THE EXERCISE =>
From the entries that follow, list every line in which the string "VOLUMEN" appears.

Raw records
=-=-=

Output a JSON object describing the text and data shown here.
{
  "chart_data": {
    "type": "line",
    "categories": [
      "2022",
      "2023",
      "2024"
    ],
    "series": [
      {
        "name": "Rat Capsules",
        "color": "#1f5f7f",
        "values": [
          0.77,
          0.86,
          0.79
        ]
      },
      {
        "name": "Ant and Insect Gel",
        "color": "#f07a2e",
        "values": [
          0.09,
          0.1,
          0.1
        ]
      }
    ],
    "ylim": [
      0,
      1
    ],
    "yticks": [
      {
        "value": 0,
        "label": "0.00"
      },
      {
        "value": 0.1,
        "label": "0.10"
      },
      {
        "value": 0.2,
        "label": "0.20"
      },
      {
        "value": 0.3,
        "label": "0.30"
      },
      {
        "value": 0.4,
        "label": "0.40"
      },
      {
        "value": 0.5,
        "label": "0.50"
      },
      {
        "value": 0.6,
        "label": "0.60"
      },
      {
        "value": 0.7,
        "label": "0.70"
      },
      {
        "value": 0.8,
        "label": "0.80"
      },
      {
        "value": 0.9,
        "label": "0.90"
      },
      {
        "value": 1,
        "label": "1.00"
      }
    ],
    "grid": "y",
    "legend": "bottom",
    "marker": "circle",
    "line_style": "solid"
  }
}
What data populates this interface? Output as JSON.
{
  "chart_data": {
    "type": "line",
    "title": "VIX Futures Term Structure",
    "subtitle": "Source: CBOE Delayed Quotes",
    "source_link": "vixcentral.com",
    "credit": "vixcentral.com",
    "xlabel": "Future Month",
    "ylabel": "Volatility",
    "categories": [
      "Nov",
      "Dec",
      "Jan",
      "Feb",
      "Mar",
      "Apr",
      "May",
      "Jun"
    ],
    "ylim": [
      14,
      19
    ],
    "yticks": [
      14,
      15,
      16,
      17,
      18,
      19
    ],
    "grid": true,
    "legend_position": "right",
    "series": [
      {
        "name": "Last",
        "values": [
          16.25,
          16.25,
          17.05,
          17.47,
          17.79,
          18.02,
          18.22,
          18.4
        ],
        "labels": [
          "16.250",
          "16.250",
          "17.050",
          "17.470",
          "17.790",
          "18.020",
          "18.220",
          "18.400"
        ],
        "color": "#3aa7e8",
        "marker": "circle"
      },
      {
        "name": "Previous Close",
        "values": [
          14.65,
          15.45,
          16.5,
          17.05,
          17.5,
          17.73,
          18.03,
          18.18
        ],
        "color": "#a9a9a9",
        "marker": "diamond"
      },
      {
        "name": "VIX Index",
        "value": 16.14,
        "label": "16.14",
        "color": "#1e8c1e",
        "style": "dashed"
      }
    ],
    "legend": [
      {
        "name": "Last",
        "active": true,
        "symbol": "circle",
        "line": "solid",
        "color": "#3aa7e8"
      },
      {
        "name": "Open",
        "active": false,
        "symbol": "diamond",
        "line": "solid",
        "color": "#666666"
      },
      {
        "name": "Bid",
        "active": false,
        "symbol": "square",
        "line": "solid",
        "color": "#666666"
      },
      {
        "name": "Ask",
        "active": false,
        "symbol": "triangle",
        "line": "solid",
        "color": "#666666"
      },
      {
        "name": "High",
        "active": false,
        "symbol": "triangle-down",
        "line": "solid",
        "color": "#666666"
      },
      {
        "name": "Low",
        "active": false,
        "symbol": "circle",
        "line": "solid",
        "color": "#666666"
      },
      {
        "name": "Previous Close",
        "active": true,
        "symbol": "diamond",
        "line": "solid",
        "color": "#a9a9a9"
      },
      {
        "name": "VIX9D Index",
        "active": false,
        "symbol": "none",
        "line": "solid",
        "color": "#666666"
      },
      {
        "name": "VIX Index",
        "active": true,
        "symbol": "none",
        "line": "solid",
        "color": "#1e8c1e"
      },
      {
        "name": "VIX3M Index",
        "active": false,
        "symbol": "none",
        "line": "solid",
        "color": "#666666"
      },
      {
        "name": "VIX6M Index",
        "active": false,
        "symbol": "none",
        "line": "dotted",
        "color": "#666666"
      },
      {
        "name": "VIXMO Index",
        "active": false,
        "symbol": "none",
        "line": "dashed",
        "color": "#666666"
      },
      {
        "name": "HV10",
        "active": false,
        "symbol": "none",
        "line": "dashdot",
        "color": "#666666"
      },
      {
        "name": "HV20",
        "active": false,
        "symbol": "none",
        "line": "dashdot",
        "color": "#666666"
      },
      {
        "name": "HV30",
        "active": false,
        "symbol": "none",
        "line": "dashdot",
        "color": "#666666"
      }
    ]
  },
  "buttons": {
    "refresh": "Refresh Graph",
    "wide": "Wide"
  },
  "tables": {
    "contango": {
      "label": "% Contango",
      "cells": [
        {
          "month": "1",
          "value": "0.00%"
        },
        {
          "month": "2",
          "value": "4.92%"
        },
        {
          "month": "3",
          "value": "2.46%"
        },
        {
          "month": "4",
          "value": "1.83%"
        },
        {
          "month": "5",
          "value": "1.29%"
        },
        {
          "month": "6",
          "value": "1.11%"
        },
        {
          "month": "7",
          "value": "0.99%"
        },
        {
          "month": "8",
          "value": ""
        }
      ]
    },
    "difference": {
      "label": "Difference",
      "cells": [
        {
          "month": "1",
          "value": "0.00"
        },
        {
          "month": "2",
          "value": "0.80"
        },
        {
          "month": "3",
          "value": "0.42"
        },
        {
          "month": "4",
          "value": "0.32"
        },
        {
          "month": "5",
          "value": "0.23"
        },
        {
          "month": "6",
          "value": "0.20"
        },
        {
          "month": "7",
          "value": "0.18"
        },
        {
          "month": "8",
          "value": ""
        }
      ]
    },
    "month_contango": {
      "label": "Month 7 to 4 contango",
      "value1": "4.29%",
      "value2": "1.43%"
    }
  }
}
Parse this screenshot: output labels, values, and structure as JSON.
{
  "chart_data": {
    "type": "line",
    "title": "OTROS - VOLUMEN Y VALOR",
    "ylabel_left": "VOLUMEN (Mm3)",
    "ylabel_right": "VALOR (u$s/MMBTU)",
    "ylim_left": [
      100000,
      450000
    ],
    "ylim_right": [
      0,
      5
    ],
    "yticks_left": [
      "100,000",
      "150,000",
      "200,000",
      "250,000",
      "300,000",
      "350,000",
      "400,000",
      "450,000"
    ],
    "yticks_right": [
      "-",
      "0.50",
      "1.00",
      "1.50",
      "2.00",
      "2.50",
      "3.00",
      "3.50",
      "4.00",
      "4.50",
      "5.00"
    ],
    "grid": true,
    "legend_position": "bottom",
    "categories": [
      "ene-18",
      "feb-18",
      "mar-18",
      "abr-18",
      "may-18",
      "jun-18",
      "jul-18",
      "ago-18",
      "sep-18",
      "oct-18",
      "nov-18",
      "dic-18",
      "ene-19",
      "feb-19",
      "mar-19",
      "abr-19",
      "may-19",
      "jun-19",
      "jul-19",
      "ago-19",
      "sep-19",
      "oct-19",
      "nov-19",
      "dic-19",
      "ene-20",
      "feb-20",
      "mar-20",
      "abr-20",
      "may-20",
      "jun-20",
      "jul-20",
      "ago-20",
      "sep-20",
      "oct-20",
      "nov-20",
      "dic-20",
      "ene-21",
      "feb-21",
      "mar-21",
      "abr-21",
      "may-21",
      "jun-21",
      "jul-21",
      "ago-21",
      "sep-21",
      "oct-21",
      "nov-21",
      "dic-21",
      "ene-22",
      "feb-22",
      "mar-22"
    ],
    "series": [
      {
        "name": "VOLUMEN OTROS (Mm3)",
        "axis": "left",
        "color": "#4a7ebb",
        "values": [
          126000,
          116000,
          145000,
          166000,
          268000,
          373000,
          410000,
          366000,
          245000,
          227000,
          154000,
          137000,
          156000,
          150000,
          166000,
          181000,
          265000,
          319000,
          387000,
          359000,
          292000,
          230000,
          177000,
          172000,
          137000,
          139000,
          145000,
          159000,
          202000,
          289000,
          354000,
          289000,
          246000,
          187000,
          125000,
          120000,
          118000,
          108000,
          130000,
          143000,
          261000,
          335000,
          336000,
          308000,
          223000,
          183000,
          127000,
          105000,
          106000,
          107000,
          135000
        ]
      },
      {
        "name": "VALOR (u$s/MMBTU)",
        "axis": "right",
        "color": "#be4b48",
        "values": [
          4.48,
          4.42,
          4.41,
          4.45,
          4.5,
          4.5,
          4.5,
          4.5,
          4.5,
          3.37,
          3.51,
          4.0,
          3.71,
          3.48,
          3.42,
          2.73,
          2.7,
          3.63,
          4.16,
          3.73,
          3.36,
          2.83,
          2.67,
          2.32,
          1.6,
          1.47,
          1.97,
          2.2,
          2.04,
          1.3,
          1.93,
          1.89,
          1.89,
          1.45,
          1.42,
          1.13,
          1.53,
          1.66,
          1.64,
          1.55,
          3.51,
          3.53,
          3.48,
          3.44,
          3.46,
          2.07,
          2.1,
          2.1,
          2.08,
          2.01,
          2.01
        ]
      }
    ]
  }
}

=-=-=

ANSWER TO THIS TASK =>
    "title": "OTROS - VOLUMEN Y VALOR",
    "ylabel_left": "VOLUMEN (Mm3)",
        "name": "VOLUMEN OTROS (Mm3)",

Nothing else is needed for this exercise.